EXERCISE AIM
Retype each line of the material exactly, please, skipping any picture in it.

═══ RAW DATA

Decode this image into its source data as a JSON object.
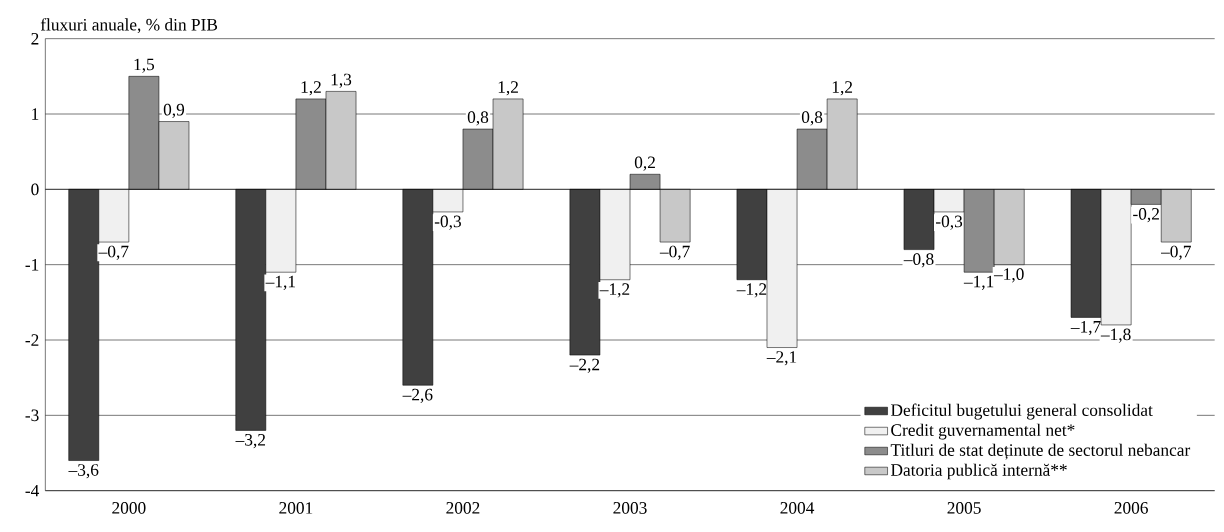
{
  "chart_data": {
    "type": "bar",
    "ylabel": "fluxuri anuale, % din PIB",
    "categories": [
      "2000",
      "2001",
      "2002",
      "2003",
      "2004",
      "2005",
      "2006"
    ],
    "ylim": [
      -4,
      2
    ],
    "yticks": [
      -4,
      -3,
      -2,
      -1,
      0,
      1,
      2
    ],
    "grid": "y",
    "legend": "bottom right",
    "series": [
      {
        "name": "Deficitul bugetului general consolidat",
        "color": "#404040",
        "values": [
          -3.6,
          -3.2,
          -2.6,
          -2.2,
          -1.2,
          -0.8,
          -1.7
        ],
        "value_labels": [
          "–3,6",
          "–3,2",
          "–2,6",
          "–2,2",
          "–1,2",
          "–0,8",
          "–1,7"
        ]
      },
      {
        "name": "Credit guvernamental net*",
        "color": "#f0f0f0",
        "values": [
          -0.7,
          -1.1,
          -0.3,
          -1.2,
          -2.1,
          -0.3,
          -1.8
        ],
        "value_labels": [
          "–0,7",
          "–1,1",
          "-0,3",
          "–1,2",
          "–2,1",
          "-0,3",
          "–1,8"
        ]
      },
      {
        "name": "Titluri de stat deținute de sectorul nebancar",
        "color": "#8c8c8c",
        "values": [
          1.5,
          1.2,
          0.8,
          0.2,
          0.8,
          -1.1,
          -0.2
        ],
        "value_labels": [
          "1,5",
          "1,2",
          "0,8",
          "0,2",
          "0,8",
          "–1,1",
          "-0,2"
        ]
      },
      {
        "name": "Datoria publică internă**",
        "color": "#c8c8c8",
        "values": [
          0.9,
          1.3,
          1.2,
          -0.7,
          1.2,
          -1.0,
          -0.7
        ],
        "value_labels": [
          "0,9",
          "1,3",
          "1,2",
          "–0,7",
          "1,2",
          "–1,0",
          "–0,7"
        ]
      }
    ]
  }
}
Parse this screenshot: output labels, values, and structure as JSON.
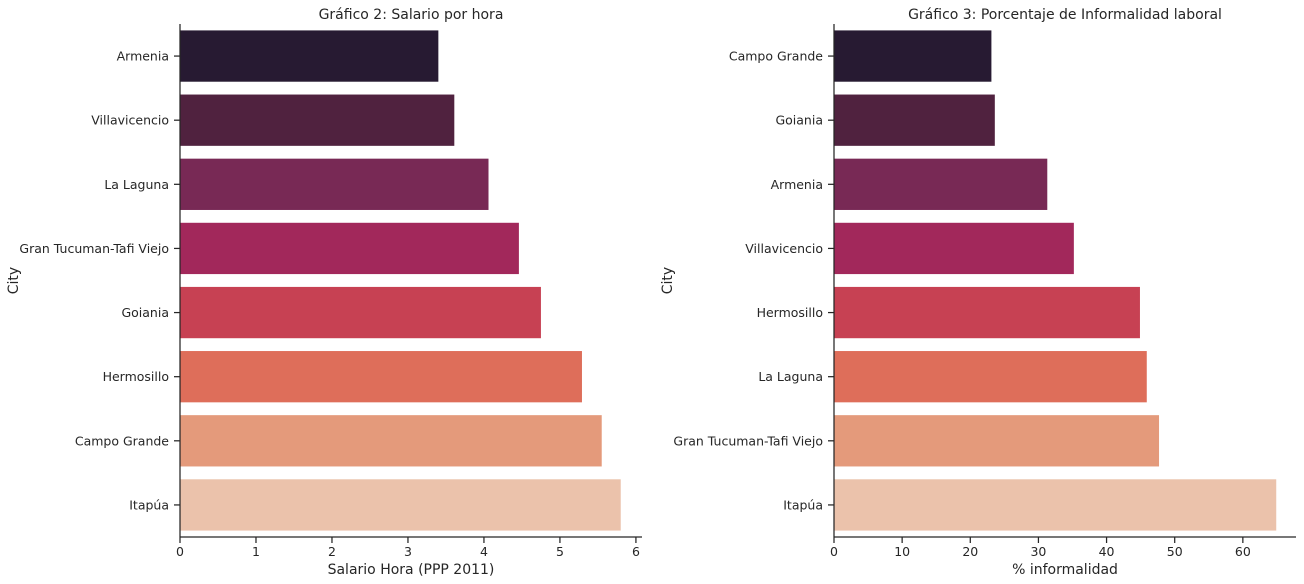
{
  "chart_data": [
    {
      "type": "bar",
      "orientation": "horizontal",
      "title": "Gráfico 2: Salario por hora",
      "xlabel": "Salario Hora (PPP 2011)",
      "ylabel": "City",
      "categories": [
        "Armenia",
        "Villavicencio",
        "La Laguna",
        "Gran Tucuman-Tafi Viejo",
        "Goiania",
        "Hermosillo",
        "Campo Grande",
        "Itapúa"
      ],
      "values": [
        3.4,
        3.61,
        4.06,
        4.46,
        4.75,
        5.29,
        5.55,
        5.8
      ],
      "xlim": [
        0,
        6.08
      ],
      "xticks": [
        "0",
        "1",
        "2",
        "3",
        "4",
        "5",
        "6"
      ],
      "grid": false
    },
    {
      "type": "bar",
      "orientation": "horizontal",
      "title": "Gráfico 3: Porcentaje de Informalidad laboral",
      "xlabel": "% informalidad",
      "ylabel": "City",
      "categories": [
        "Campo Grande",
        "Goiania",
        "Armenia",
        "Villavicencio",
        "Hermosillo",
        "La Laguna",
        "Gran Tucuman-Tafi Viejo",
        "Itapúa"
      ],
      "values": [
        23.1,
        23.6,
        31.3,
        35.2,
        44.9,
        45.9,
        47.7,
        64.9
      ],
      "xlim": [
        0,
        67.8
      ],
      "xticks": [
        "0",
        "10",
        "20",
        "30",
        "40",
        "50",
        "60"
      ],
      "grid": false
    }
  ],
  "palette": [
    "#271a32",
    "#50223f",
    "#782955",
    "#a2285b",
    "#c74153",
    "#de6e5a",
    "#e49a7b",
    "#ebc2ab"
  ]
}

══════

COMPLETE OUTPUT
Decode this image into its source data as a JSON object.
{
  "chart_data": {
    "type": "bar",
    "ylabel": "fluxuri anuale, % din PIB",
    "categories": [
      "2000",
      "2001",
      "2002",
      "2003",
      "2004",
      "2005",
      "2006"
    ],
    "ylim": [
      -4,
      2
    ],
    "yticks": [
      -4,
      -3,
      -2,
      -1,
      0,
      1,
      2
    ],
    "grid": "y",
    "legend": "bottom right",
    "series": [
      {
        "name": "Deficitul bugetului general consolidat",
        "color": "#404040",
        "values": [
          -3.6,
          -3.2,
          -2.6,
          -2.2,
          -1.2,
          -0.8,
          -1.7
        ],
        "value_labels": [
          "–3,6",
          "–3,2",
          "–2,6",
          "–2,2",
          "–1,2",
          "–0,8",
          "–1,7"
        ]
      },
      {
        "name": "Credit guvernamental net*",
        "color": "#f0f0f0",
        "values": [
          -0.7,
          -1.1,
          -0.3,
          -1.2,
          -2.1,
          -0.3,
          -1.8
        ],
        "value_labels": [
          "–0,7",
          "–1,1",
          "-0,3",
          "–1,2",
          "–2,1",
          "-0,3",
          "–1,8"
        ]
      },
      {
        "name": "Titluri de stat deținute de sectorul nebancar",
        "color": "#8c8c8c",
        "values": [
          1.5,
          1.2,
          0.8,
          0.2,
          0.8,
          -1.1,
          -0.2
        ],
        "value_labels": [
          "1,5",
          "1,2",
          "0,8",
          "0,2",
          "0,8",
          "–1,1",
          "-0,2"
        ]
      },
      {
        "name": "Datoria publică internă**",
        "color": "#c8c8c8",
        "values": [
          0.9,
          1.3,
          1.2,
          -0.7,
          1.2,
          -1.0,
          -0.7
        ],
        "value_labels": [
          "0,9",
          "1,3",
          "1,2",
          "–0,7",
          "1,2",
          "–1,0",
          "–0,7"
        ]
      }
    ]
  }
}
Parse this screenshot: output labels, values, and structure as JSON.
{
  "chart_data": [
    {
      "type": "bar",
      "orientation": "horizontal",
      "title": "Gráfico 2: Salario por hora",
      "xlabel": "Salario Hora (PPP 2011)",
      "ylabel": "City",
      "categories": [
        "Armenia",
        "Villavicencio",
        "La Laguna",
        "Gran Tucuman-Tafi Viejo",
        "Goiania",
        "Hermosillo",
        "Campo Grande",
        "Itapúa"
      ],
      "values": [
        3.4,
        3.61,
        4.06,
        4.46,
        4.75,
        5.29,
        5.55,
        5.8
      ],
      "xlim": [
        0,
        6.08
      ],
      "xticks": [
        "0",
        "1",
        "2",
        "3",
        "4",
        "5",
        "6"
      ],
      "grid": false
    },
    {
      "type": "bar",
      "orientation": "horizontal",
      "title": "Gráfico 3: Porcentaje de Informalidad laboral",
      "xlabel": "% informalidad",
      "ylabel": "City",
      "categories": [
        "Campo Grande",
        "Goiania",
        "Armenia",
        "Villavicencio",
        "Hermosillo",
        "La Laguna",
        "Gran Tucuman-Tafi Viejo",
        "Itapúa"
      ],
      "values": [
        23.1,
        23.6,
        31.3,
        35.2,
        44.9,
        45.9,
        47.7,
        64.9
      ],
      "xlim": [
        0,
        67.8
      ],
      "xticks": [
        "0",
        "10",
        "20",
        "30",
        "40",
        "50",
        "60"
      ],
      "grid": false
    }
  ],
  "palette": [
    "#271a32",
    "#50223f",
    "#782955",
    "#a2285b",
    "#c74153",
    "#de6e5a",
    "#e49a7b",
    "#ebc2ab"
  ]
}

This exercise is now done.